[START Data for the task]
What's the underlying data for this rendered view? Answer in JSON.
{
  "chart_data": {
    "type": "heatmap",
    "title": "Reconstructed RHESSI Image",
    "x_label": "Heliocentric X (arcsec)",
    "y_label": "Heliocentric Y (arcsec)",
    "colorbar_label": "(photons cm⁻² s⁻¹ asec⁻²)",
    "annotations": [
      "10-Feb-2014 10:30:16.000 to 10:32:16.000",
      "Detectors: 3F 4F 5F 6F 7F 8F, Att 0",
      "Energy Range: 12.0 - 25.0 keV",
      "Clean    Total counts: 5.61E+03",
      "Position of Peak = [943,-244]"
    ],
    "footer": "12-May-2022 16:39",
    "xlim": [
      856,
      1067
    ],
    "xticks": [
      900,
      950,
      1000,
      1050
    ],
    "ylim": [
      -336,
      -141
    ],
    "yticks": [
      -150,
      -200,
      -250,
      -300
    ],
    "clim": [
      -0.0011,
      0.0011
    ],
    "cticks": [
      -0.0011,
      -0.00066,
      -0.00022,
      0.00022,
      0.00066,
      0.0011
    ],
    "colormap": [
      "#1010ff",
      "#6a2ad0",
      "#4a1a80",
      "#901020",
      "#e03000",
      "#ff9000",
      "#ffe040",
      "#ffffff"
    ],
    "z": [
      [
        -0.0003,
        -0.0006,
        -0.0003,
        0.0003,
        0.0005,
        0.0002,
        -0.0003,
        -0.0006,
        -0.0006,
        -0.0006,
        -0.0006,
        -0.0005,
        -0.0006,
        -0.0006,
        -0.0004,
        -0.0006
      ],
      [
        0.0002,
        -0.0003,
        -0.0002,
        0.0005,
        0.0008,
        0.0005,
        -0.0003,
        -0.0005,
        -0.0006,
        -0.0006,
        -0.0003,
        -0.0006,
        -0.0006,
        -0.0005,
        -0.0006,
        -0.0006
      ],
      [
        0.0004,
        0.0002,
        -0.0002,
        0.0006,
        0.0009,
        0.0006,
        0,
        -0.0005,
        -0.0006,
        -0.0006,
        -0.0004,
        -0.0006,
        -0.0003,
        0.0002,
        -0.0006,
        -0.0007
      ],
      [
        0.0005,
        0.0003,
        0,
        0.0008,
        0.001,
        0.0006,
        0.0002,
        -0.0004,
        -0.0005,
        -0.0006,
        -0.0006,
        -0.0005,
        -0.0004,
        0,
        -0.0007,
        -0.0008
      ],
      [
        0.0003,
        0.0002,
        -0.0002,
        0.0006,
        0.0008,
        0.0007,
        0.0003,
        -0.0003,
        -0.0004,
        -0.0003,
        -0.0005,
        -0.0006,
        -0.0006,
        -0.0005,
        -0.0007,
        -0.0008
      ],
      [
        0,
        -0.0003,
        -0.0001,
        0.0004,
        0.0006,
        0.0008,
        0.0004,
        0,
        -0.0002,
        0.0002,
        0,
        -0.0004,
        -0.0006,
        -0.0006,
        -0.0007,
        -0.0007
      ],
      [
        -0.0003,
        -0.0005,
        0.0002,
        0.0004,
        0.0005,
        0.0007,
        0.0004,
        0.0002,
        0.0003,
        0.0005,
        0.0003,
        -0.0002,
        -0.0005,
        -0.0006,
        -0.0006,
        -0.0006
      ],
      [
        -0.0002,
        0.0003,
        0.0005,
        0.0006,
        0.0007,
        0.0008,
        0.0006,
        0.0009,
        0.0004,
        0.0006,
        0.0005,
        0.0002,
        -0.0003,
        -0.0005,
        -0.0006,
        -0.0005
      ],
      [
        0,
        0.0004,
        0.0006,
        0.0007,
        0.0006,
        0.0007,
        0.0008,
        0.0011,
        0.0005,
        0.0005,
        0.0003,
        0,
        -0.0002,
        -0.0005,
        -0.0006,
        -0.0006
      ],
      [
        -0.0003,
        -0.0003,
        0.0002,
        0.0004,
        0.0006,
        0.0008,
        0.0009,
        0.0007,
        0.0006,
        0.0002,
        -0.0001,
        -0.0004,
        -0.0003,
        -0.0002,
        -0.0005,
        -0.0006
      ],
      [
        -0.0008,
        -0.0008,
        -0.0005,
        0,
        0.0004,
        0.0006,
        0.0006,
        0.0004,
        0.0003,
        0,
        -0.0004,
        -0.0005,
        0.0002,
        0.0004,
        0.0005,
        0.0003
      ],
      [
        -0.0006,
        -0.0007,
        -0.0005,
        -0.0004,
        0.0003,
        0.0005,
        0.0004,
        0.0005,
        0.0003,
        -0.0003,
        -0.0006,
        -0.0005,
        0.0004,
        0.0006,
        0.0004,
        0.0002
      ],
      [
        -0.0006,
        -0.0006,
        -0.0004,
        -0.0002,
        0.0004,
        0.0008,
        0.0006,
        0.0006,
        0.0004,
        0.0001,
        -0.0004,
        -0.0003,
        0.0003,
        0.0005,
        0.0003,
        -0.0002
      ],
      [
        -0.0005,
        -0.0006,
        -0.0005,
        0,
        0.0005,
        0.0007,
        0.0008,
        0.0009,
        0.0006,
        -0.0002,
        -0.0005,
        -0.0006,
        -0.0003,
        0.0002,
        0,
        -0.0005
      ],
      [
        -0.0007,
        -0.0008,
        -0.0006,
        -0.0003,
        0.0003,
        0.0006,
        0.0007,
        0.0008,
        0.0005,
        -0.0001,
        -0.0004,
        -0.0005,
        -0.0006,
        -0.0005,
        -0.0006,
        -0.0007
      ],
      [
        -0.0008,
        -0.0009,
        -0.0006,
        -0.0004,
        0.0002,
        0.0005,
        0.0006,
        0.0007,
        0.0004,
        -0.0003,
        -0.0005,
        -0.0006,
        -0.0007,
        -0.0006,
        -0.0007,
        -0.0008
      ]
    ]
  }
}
[END Data for the task]
__What to do__. Output every entry shown above, exactly.

__Task answer__.
What's the underlying data for this rendered view? Answer in JSON.
{
  "chart_data": {
    "type": "heatmap",
    "title": "Reconstructed RHESSI Image",
    "x_label": "Heliocentric X (arcsec)",
    "y_label": "Heliocentric Y (arcsec)",
    "colorbar_label": "(photons cm⁻² s⁻¹ asec⁻²)",
    "annotations": [
      "10-Feb-2014 10:30:16.000 to 10:32:16.000",
      "Detectors: 3F 4F 5F 6F 7F 8F, Att 0",
      "Energy Range: 12.0 - 25.0 keV",
      "Clean    Total counts: 5.61E+03",
      "Position of Peak = [943,-244]"
    ],
    "footer": "12-May-2022 16:39",
    "xlim": [
      856,
      1067
    ],
    "xticks": [
      900,
      950,
      1000,
      1050
    ],
    "ylim": [
      -336,
      -141
    ],
    "yticks": [
      -150,
      -200,
      -250,
      -300
    ],
    "clim": [
      -0.0011,
      0.0011
    ],
    "cticks": [
      -0.0011,
      -0.00066,
      -0.00022,
      0.00022,
      0.00066,
      0.0011
    ],
    "colormap": [
      "#1010ff",
      "#6a2ad0",
      "#4a1a80",
      "#901020",
      "#e03000",
      "#ff9000",
      "#ffe040",
      "#ffffff"
    ],
    "z": [
      [
        -0.0003,
        -0.0006,
        -0.0003,
        0.0003,
        0.0005,
        0.0002,
        -0.0003,
        -0.0006,
        -0.0006,
        -0.0006,
        -0.0006,
        -0.0005,
        -0.0006,
        -0.0006,
        -0.0004,
        -0.0006
      ],
      [
        0.0002,
        -0.0003,
        -0.0002,
        0.0005,
        0.0008,
        0.0005,
        -0.0003,
        -0.0005,
        -0.0006,
        -0.0006,
        -0.0003,
        -0.0006,
        -0.0006,
        -0.0005,
        -0.0006,
        -0.0006
      ],
      [
        0.0004,
        0.0002,
        -0.0002,
        0.0006,
        0.0009,
        0.0006,
        0,
        -0.0005,
        -0.0006,
        -0.0006,
        -0.0004,
        -0.0006,
        -0.0003,
        0.0002,
        -0.0006,
        -0.0007
      ],
      [
        0.0005,
        0.0003,
        0,
        0.0008,
        0.001,
        0.0006,
        0.0002,
        -0.0004,
        -0.0005,
        -0.0006,
        -0.0006,
        -0.0005,
        -0.0004,
        0,
        -0.0007,
        -0.0008
      ],
      [
        0.0003,
        0.0002,
        -0.0002,
        0.0006,
        0.0008,
        0.0007,
        0.0003,
        -0.0003,
        -0.0004,
        -0.0003,
        -0.0005,
        -0.0006,
        -0.0006,
        -0.0005,
        -0.0007,
        -0.0008
      ],
      [
        0,
        -0.0003,
        -0.0001,
        0.0004,
        0.0006,
        0.0008,
        0.0004,
        0,
        -0.0002,
        0.0002,
        0,
        -0.0004,
        -0.0006,
        -0.0006,
        -0.0007,
        -0.0007
      ],
      [
        -0.0003,
        -0.0005,
        0.0002,
        0.0004,
        0.0005,
        0.0007,
        0.0004,
        0.0002,
        0.0003,
        0.0005,
        0.0003,
        -0.0002,
        -0.0005,
        -0.0006,
        -0.0006,
        -0.0006
      ],
      [
        -0.0002,
        0.0003,
        0.0005,
        0.0006,
        0.0007,
        0.0008,
        0.0006,
        0.0009,
        0.0004,
        0.0006,
        0.0005,
        0.0002,
        -0.0003,
        -0.0005,
        -0.0006,
        -0.0005
      ],
      [
        0,
        0.0004,
        0.0006,
        0.0007,
        0.0006,
        0.0007,
        0.0008,
        0.0011,
        0.0005,
        0.0005,
        0.0003,
        0,
        -0.0002,
        -0.0005,
        -0.0006,
        -0.0006
      ],
      [
        -0.0003,
        -0.0003,
        0.0002,
        0.0004,
        0.0006,
        0.0008,
        0.0009,
        0.0007,
        0.0006,
        0.0002,
        -0.0001,
        -0.0004,
        -0.0003,
        -0.0002,
        -0.0005,
        -0.0006
      ],
      [
        -0.0008,
        -0.0008,
        -0.0005,
        0,
        0.0004,
        0.0006,
        0.0006,
        0.0004,
        0.0003,
        0,
        -0.0004,
        -0.0005,
        0.0002,
        0.0004,
        0.0005,
        0.0003
      ],
      [
        -0.0006,
        -0.0007,
        -0.0005,
        -0.0004,
        0.0003,
        0.0005,
        0.0004,
        0.0005,
        0.0003,
        -0.0003,
        -0.0006,
        -0.0005,
        0.0004,
        0.0006,
        0.0004,
        0.0002
      ],
      [
        -0.0006,
        -0.0006,
        -0.0004,
        -0.0002,
        0.0004,
        0.0008,
        0.0006,
        0.0006,
        0.0004,
        0.0001,
        -0.0004,
        -0.0003,
        0.0003,
        0.0005,
        0.0003,
        -0.0002
      ],
      [
        -0.0005,
        -0.0006,
        -0.0005,
        0,
        0.0005,
        0.0007,
        0.0008,
        0.0009,
        0.0006,
        -0.0002,
        -0.0005,
        -0.0006,
        -0.0003,
        0.0002,
        0,
        -0.0005
      ],
      [
        -0.0007,
        -0.0008,
        -0.0006,
        -0.0003,
        0.0003,
        0.0006,
        0.0007,
        0.0008,
        0.0005,
        -0.0001,
        -0.0004,
        -0.0005,
        -0.0006,
        -0.0005,
        -0.0006,
        -0.0007
      ],
      [
        -0.0008,
        -0.0009,
        -0.0006,
        -0.0004,
        0.0002,
        0.0005,
        0.0006,
        0.0007,
        0.0004,
        -0.0003,
        -0.0005,
        -0.0006,
        -0.0007,
        -0.0006,
        -0.0007,
        -0.0008
      ]
    ]
  }
}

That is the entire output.